Return each line of the records holding the string "Bulk".

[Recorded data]
= = =

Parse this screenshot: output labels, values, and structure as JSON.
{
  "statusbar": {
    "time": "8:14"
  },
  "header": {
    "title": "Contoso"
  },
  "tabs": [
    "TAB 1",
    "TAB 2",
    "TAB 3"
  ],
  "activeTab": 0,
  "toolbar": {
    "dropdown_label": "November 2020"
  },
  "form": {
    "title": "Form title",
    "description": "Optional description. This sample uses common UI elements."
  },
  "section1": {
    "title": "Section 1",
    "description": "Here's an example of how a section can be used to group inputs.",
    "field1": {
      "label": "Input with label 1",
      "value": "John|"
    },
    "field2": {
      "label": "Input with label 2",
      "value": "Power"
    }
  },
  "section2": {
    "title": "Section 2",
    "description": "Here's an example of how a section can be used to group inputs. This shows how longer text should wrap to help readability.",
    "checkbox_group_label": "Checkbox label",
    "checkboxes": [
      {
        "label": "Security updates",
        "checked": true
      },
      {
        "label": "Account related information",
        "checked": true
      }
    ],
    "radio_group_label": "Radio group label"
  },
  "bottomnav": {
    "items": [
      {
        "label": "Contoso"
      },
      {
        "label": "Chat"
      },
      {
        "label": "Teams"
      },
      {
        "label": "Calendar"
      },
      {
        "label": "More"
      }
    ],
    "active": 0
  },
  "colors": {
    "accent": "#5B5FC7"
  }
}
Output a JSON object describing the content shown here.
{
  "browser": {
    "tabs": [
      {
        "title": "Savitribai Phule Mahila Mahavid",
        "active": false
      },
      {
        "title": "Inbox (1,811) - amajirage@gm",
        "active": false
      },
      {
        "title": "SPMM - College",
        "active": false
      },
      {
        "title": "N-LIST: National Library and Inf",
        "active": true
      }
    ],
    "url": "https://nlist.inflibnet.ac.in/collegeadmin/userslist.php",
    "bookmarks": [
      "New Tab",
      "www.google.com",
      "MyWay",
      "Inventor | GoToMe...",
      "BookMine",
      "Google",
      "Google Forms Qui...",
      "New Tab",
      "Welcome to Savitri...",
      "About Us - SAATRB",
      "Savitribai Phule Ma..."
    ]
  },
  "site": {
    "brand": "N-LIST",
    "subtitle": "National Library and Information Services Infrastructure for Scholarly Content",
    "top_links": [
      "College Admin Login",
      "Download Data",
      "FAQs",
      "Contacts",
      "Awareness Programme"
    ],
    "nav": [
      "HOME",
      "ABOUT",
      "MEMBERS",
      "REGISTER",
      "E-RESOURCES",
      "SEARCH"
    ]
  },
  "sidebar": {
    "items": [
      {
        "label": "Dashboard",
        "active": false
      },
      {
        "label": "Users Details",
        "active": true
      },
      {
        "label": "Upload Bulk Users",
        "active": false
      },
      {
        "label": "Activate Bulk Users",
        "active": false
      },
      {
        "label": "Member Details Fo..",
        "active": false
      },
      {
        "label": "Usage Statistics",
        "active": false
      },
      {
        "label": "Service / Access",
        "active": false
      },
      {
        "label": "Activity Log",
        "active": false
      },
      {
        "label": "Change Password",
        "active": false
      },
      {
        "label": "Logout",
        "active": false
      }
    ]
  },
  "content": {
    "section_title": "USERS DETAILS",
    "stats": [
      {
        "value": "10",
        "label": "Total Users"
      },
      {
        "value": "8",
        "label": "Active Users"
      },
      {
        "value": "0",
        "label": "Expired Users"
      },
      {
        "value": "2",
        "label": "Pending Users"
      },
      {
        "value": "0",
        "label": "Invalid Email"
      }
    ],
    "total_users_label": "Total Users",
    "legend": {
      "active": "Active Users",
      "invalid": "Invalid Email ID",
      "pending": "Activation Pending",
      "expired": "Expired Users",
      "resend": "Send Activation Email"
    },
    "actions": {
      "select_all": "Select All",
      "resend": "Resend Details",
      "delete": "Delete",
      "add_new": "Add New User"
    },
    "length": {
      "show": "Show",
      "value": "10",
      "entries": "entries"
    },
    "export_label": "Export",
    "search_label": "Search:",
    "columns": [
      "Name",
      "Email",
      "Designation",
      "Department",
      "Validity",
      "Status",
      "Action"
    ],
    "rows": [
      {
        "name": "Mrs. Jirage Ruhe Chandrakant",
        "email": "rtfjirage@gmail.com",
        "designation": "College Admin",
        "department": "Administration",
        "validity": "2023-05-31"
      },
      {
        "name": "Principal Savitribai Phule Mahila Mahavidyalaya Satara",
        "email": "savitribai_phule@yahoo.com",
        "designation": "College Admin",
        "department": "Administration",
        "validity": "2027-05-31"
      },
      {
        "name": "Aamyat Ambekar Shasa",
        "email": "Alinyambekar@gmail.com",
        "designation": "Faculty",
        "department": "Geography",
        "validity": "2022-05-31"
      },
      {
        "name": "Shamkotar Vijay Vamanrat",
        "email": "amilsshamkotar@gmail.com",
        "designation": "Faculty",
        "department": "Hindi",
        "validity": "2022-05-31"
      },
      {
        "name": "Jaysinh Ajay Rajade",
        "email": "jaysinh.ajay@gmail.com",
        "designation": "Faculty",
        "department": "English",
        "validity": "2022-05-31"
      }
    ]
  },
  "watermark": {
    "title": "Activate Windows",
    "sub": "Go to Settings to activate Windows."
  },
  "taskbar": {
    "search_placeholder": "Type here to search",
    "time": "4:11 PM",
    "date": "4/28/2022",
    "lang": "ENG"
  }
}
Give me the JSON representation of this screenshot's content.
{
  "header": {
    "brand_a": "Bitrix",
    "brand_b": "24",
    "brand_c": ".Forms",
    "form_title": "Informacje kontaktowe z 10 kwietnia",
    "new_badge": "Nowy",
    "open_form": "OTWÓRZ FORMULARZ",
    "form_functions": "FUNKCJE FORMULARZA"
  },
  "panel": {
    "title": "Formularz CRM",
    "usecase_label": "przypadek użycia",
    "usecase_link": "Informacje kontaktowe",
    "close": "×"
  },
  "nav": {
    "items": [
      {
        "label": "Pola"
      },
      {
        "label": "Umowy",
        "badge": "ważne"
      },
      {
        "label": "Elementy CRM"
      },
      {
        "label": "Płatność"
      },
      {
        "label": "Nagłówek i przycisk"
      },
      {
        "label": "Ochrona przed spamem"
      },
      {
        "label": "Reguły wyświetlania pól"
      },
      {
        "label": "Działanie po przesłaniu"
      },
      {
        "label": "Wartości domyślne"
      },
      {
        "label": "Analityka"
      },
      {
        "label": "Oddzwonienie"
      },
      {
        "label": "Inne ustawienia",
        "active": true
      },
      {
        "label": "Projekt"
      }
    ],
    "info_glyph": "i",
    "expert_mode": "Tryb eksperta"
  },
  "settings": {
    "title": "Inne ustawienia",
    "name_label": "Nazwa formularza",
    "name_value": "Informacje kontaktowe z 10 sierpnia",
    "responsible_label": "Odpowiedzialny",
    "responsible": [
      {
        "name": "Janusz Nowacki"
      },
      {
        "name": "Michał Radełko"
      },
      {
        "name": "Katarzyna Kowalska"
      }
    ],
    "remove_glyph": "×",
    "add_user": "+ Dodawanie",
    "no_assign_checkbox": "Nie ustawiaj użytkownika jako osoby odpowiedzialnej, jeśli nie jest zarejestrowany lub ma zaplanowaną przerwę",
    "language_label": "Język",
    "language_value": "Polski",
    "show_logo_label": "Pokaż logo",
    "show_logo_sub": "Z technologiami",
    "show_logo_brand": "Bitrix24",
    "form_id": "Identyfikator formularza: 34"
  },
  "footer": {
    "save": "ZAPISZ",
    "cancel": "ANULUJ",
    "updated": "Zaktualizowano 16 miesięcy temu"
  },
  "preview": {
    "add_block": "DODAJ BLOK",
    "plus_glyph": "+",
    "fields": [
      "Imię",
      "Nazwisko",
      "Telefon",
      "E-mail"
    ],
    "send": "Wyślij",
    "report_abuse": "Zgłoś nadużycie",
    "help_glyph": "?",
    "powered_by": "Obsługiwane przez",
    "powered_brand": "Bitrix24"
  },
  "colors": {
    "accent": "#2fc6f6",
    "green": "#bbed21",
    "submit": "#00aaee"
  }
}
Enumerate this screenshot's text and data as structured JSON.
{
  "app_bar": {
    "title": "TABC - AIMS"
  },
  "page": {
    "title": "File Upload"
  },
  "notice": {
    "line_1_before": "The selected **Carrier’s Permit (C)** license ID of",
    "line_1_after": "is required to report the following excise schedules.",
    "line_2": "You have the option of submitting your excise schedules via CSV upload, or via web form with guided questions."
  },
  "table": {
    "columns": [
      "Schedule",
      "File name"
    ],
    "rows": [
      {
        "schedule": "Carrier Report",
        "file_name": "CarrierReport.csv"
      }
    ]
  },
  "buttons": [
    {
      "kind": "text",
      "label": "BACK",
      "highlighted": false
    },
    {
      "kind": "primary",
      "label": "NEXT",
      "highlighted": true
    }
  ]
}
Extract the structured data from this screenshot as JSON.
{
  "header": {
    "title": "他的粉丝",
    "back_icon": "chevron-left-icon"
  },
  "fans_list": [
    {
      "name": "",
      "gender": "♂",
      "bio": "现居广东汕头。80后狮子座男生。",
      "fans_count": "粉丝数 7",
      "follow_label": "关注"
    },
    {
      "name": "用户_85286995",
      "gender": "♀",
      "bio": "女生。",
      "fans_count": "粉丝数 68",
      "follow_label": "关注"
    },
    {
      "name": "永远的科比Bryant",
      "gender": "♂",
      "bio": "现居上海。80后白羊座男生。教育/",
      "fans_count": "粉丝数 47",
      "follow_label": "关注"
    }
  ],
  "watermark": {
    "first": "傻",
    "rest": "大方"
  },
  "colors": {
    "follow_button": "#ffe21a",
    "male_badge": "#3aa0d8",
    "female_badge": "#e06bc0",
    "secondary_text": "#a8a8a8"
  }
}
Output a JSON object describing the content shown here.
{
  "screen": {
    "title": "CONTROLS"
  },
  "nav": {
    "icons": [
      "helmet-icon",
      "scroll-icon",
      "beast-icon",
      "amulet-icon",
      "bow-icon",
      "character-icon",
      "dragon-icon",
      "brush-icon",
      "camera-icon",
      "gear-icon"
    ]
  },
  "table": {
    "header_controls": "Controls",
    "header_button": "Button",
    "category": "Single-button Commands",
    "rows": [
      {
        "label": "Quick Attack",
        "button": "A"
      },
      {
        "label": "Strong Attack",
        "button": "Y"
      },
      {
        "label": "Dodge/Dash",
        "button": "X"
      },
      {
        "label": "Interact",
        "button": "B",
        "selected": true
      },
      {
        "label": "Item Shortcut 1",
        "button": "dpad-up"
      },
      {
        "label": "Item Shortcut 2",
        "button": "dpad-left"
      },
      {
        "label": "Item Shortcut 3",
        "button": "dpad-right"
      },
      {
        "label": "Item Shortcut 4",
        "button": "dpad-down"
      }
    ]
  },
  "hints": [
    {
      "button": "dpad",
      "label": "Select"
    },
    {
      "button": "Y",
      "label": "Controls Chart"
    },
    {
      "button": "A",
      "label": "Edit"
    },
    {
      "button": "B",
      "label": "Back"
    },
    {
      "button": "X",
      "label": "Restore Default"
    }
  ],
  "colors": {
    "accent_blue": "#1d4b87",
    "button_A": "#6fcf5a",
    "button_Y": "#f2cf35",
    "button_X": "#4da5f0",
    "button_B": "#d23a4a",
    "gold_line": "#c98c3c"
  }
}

= = =

● **Answer to this problem**
        "label": "Upload Bulk Users",
        "label": "Activate Bulk Users",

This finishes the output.